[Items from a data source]
==========

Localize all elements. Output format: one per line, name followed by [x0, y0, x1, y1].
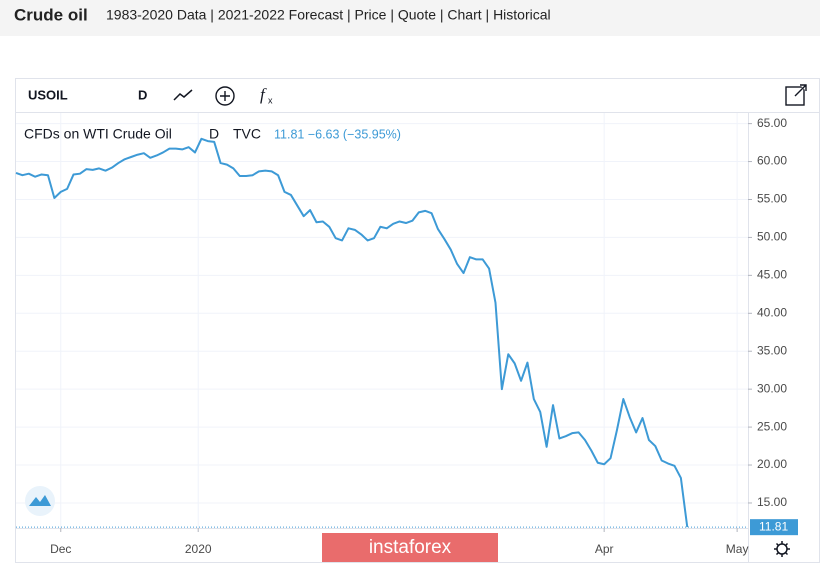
watermark: instaforex	[369, 537, 452, 558]
logo-badge[interactable]	[25, 486, 55, 516]
legend-symbol: CFDs on WTI Crude Oil	[24, 126, 172, 142]
legend-interval: D	[209, 126, 219, 142]
fullscreen-icon[interactable]	[785, 84, 807, 106]
price-line	[15, 137, 689, 528]
indicators-icon[interactable]: f	[260, 85, 267, 104]
toolbar-interval[interactable]: D	[138, 87, 147, 102]
toolbar-symbol[interactable]: USOIL	[28, 87, 68, 102]
y-tick-label: 35.00	[757, 343, 787, 357]
watermark-box	[322, 533, 498, 562]
chart-style-icon[interactable]	[173, 89, 193, 101]
y-tick-label: 40.00	[757, 305, 787, 319]
x-tick-label: Apr	[595, 542, 614, 556]
indicators-icon-sub: x	[268, 95, 273, 105]
y-tick-label: 55.00	[757, 192, 787, 206]
y-tick-label: 30.00	[757, 381, 787, 395]
last-price-label: 11.81	[759, 519, 788, 533]
y-tick-label: 25.00	[757, 419, 787, 433]
y-tick-label: 60.00	[757, 154, 787, 168]
compare-icon[interactable]	[215, 86, 235, 106]
x-tick-label: Dec	[50, 542, 71, 556]
legend-exchange: TVC	[233, 126, 261, 142]
header-links[interactable]: 1983-2020 Data | 2021-2022 Forecast | Pr…	[106, 7, 551, 23]
y-tick-label: 15.00	[757, 495, 787, 509]
page-title: Crude oil	[14, 5, 88, 24]
settings-icon[interactable]	[774, 541, 790, 557]
x-tick-label: 2020	[185, 542, 212, 556]
chart-frame	[15, 78, 820, 563]
y-tick-label: 20.00	[757, 457, 787, 471]
x-tick-label: May	[726, 542, 749, 556]
y-tick-label: 50.00	[757, 230, 787, 244]
y-tick-label: 65.00	[757, 116, 787, 130]
legend-quote: 11.81 −6.63 (−35.95%)	[274, 127, 401, 141]
y-tick-label: 45.00	[757, 268, 787, 282]
header-band	[0, 0, 820, 36]
last-price-box	[750, 519, 798, 536]
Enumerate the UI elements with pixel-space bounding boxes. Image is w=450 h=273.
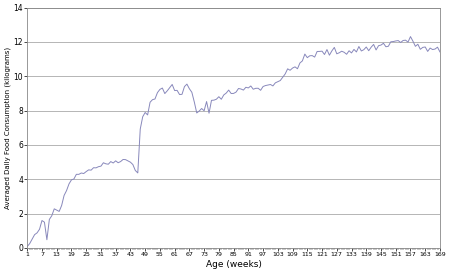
X-axis label: Age (weeks): Age (weeks) <box>206 260 261 269</box>
Y-axis label: Averaged Daily Food Consumption (kilograms): Averaged Daily Food Consumption (kilogra… <box>4 47 11 209</box>
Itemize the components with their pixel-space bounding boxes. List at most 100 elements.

==========

◆ **Problem requirements**
Write out all of the lines above again, substituting "items" for every "elements" and leaving everything else unchanged. Leave the pictures out.

◆ **Completed exercise**
Localize all items. Output format: one per line, name followed by [x0, y0, x1, y1].
watermark: instaforex	[369, 537, 452, 558]
logo-badge[interactable]	[25, 486, 55, 516]
legend-symbol: CFDs on WTI Crude Oil	[24, 126, 172, 142]
legend-interval: D	[209, 126, 219, 142]
fullscreen-icon[interactable]	[785, 84, 807, 106]
price-line	[15, 137, 689, 528]
indicators-icon[interactable]: f	[260, 85, 267, 104]
toolbar-interval[interactable]: D	[138, 87, 147, 102]
toolbar-symbol[interactable]: USOIL	[28, 87, 68, 102]
y-tick-label: 35.00	[757, 343, 787, 357]
watermark-box	[322, 533, 498, 562]
chart-style-icon[interactable]	[173, 89, 193, 101]
y-tick-label: 40.00	[757, 305, 787, 319]
x-tick-label: Apr	[595, 542, 614, 556]
indicators-icon-sub: x	[268, 95, 273, 105]
y-tick-label: 55.00	[757, 192, 787, 206]
y-tick-label: 30.00	[757, 381, 787, 395]
last-price-label: 11.81	[759, 519, 788, 533]
y-tick-label: 25.00	[757, 419, 787, 433]
y-tick-label: 60.00	[757, 154, 787, 168]
compare-icon[interactable]	[215, 86, 235, 106]
x-tick-label: Dec	[50, 542, 71, 556]
legend-exchange: TVC	[233, 126, 261, 142]
header-links[interactable]: 1983-2020 Data | 2021-2022 Forecast | Pr…	[106, 7, 551, 23]
y-tick-label: 15.00	[757, 495, 787, 509]
page-title: Crude oil	[14, 5, 88, 24]
settings-icon[interactable]	[774, 541, 790, 557]
x-tick-label: 2020	[185, 542, 212, 556]
chart-frame	[15, 78, 820, 563]
y-tick-label: 20.00	[757, 457, 787, 471]
x-tick-label: May	[726, 542, 749, 556]
y-tick-label: 50.00	[757, 230, 787, 244]
y-tick-label: 65.00	[757, 116, 787, 130]
legend-quote: 11.81 −6.63 (−35.95%)	[274, 127, 401, 141]
y-tick-label: 45.00	[757, 268, 787, 282]
header-band	[0, 0, 820, 36]
last-price-box	[750, 519, 798, 536]
Enumerate the UI items with pixel-space bounding boxes. Image is w=450 h=273.
X-axis label: Age (weeks): Age (weeks) <box>206 260 261 269</box>
Y-axis label: Averaged Daily Food Consumption (kilograms): Averaged Daily Food Consumption (kilogra… <box>4 47 11 209</box>
Itemize the components with their pixel-space bounding boxes. List at most 100 items.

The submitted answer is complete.